→ **WHAT TO PRODUCE**: List each line in which the string "Связь" appears.

[Dataset rows]
-- START --
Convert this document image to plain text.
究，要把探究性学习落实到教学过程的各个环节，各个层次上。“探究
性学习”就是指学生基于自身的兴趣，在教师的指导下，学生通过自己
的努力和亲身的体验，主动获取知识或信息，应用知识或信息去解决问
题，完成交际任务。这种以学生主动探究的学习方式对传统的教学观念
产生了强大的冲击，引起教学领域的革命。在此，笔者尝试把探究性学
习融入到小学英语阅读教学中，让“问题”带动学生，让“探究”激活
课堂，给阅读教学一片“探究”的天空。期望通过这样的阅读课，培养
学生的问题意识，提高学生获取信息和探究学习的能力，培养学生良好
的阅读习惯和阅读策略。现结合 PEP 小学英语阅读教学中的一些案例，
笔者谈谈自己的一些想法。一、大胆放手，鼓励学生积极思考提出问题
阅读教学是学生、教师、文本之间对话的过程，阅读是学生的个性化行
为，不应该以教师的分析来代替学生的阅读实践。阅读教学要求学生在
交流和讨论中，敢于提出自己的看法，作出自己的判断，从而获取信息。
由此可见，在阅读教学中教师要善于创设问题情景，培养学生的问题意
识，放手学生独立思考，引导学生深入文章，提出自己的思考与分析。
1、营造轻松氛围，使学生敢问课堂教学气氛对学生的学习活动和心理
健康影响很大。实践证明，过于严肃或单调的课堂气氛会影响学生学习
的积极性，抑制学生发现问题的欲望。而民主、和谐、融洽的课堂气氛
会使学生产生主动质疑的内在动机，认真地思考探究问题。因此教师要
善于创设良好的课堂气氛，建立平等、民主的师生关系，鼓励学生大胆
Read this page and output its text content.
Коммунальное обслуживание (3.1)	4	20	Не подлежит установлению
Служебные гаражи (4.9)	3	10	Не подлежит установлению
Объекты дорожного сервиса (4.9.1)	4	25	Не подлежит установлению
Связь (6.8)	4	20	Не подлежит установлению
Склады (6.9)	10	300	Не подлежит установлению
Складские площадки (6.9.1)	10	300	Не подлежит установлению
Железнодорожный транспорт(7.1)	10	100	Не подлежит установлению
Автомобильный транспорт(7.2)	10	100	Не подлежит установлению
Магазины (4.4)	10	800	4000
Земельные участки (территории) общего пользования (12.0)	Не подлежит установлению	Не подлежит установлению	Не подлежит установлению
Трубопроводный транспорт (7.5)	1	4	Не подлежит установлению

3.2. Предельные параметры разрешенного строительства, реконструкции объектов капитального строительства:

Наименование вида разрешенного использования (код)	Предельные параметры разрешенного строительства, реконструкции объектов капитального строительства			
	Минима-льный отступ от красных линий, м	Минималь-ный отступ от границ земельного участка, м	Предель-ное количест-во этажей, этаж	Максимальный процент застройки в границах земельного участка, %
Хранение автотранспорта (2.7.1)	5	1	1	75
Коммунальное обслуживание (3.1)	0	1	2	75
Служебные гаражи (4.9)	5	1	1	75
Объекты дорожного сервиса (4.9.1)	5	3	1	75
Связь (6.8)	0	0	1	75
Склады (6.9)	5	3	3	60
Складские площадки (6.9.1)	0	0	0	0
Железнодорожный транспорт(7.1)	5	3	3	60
-- END --
→ **WRITTEN RESPONSE**:
Связь (6.8)	4	20	Не подлежит установлению
Связь (6.8)	0	0	1	75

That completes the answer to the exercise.